Pictures aside, write out every record exactly as it appears.

Stored records:
──────────────────────────────

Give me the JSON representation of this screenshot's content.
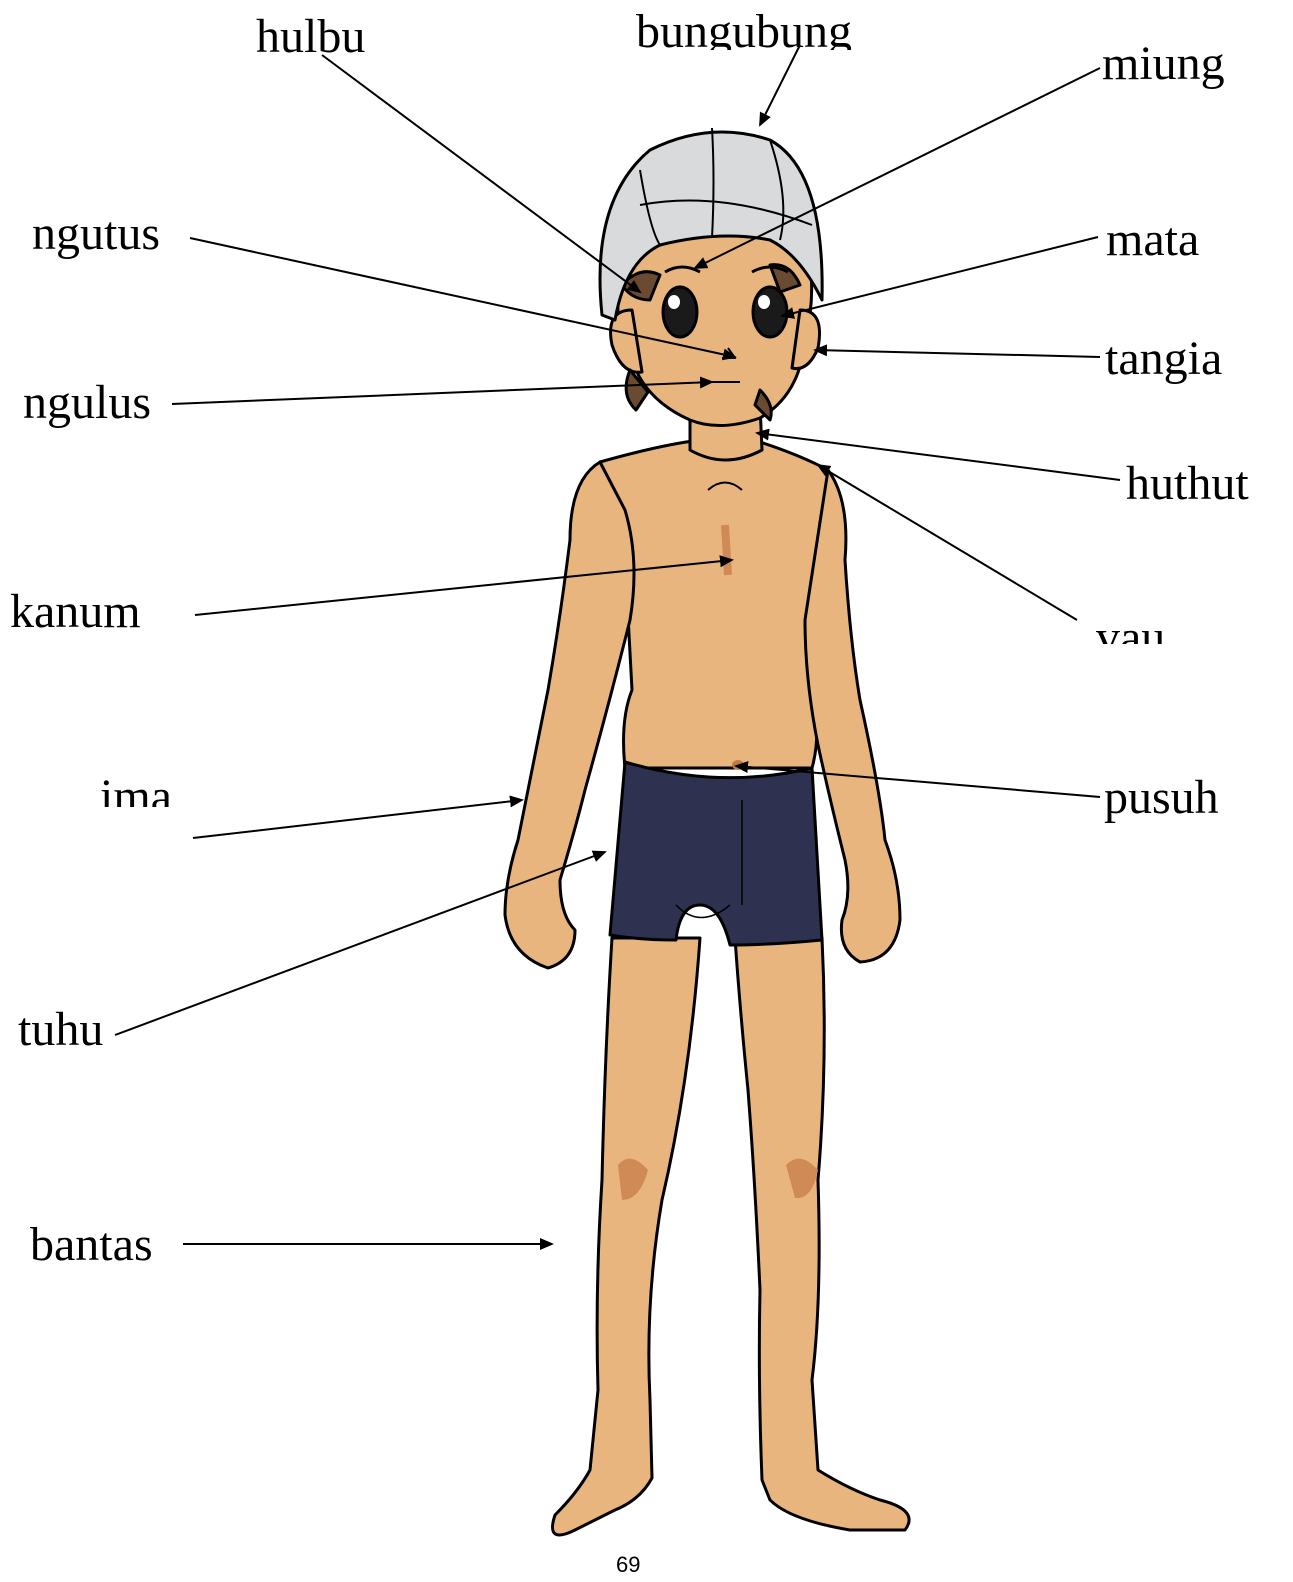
{
  "labels": {
    "hulbu": "hulbu",
    "bungubung": "bungubung",
    "miung": "miung",
    "ngutus": "ngutus",
    "mata": "mata",
    "tangia": "tangia",
    "ngulus": "ngulus",
    "huthut": "huthut",
    "kanum": "kanum",
    "vau": "vau",
    "ima": "ima",
    "pusuh": "pusuh",
    "tuhu": "tuhu",
    "bantas": "bantas"
  },
  "page_number": "69",
  "colors": {
    "skin": "#E9B57F",
    "skin_shadow": "#D08A55",
    "cap": "#D9DADC",
    "shorts": "#2F3150",
    "hair": "#6B4A32",
    "outline": "#000000",
    "leader_line": "#000000"
  }
}
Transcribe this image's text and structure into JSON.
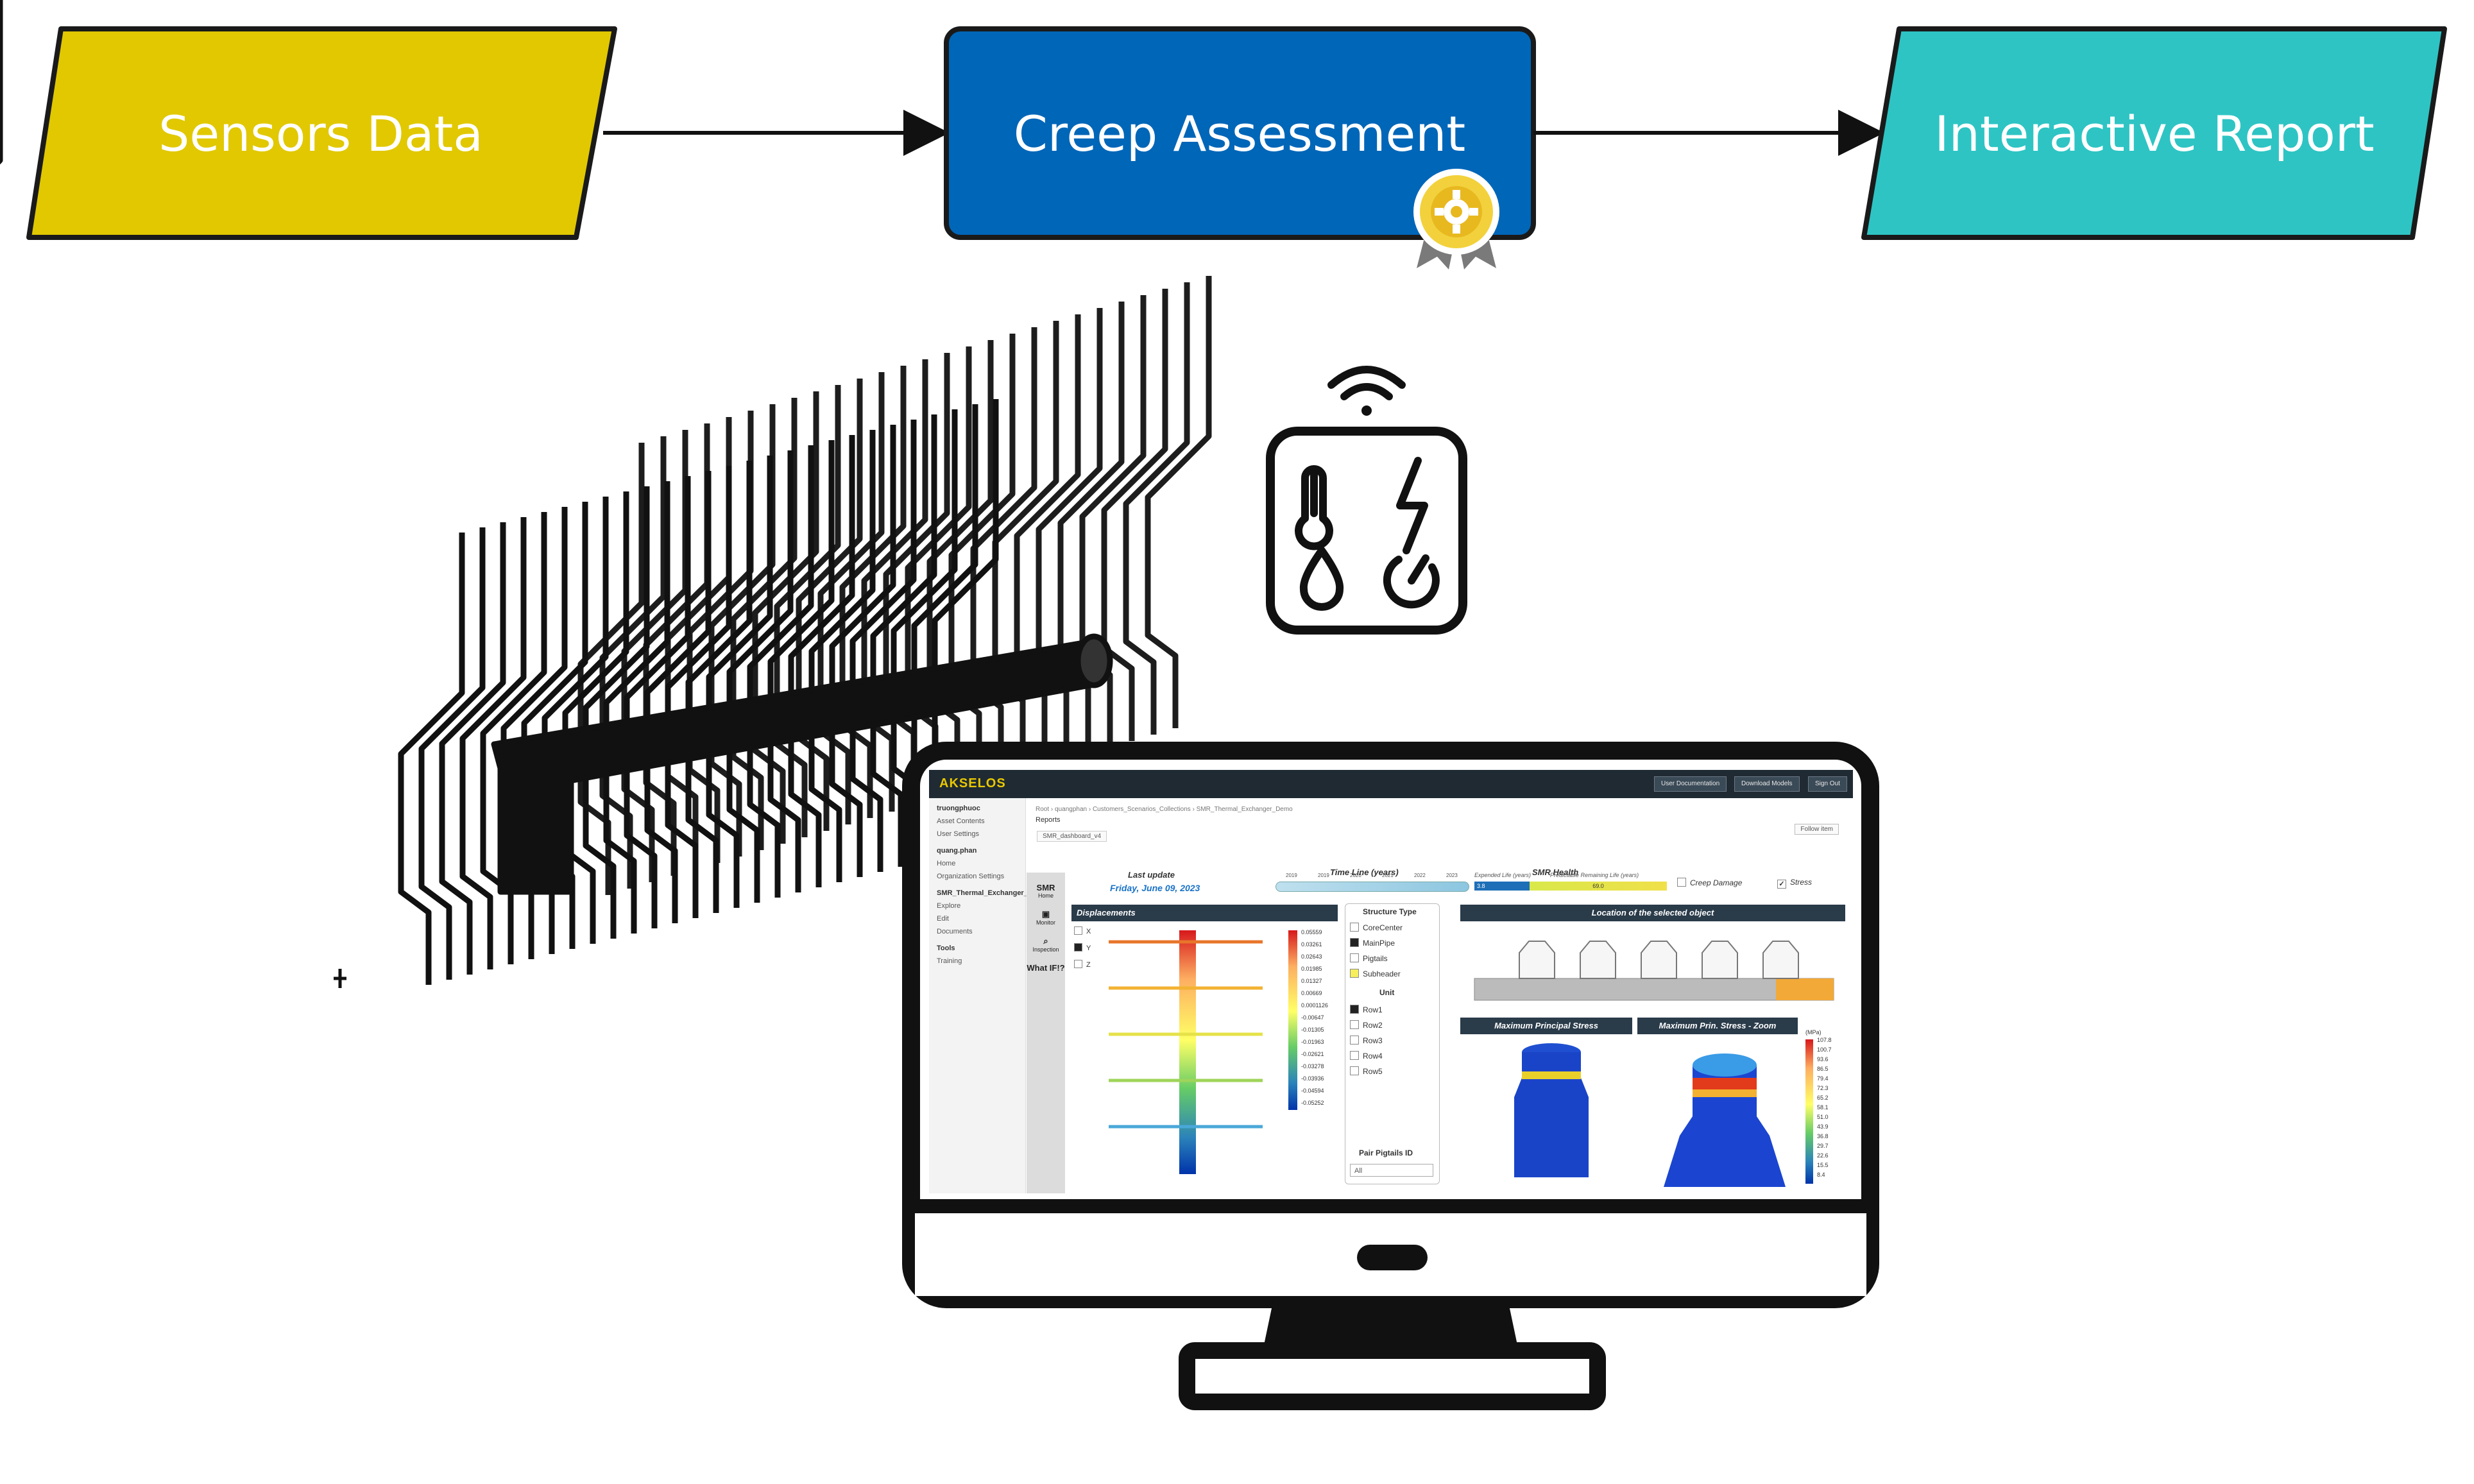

──────────────────────────────

Problem solution:
Give me the JSON representation of this screenshot's content.
{
  "labels": {
    "hulbu": "hulbu",
    "bungubung": "bungubung",
    "miung": "miung",
    "ngutus": "ngutus",
    "mata": "mata",
    "tangia": "tangia",
    "ngulus": "ngulus",
    "huthut": "huthut",
    "kanum": "kanum",
    "vau": "vau",
    "ima": "ima",
    "pusuh": "pusuh",
    "tuhu": "tuhu",
    "bantas": "bantas"
  },
  "page_number": "69",
  "colors": {
    "skin": "#E9B57F",
    "skin_shadow": "#D08A55",
    "cap": "#D9DADC",
    "shorts": "#2F3150",
    "hair": "#6B4A32",
    "outline": "#000000",
    "leader_line": "#000000"
  }
}
Transcribe this image's text and structure into JSON.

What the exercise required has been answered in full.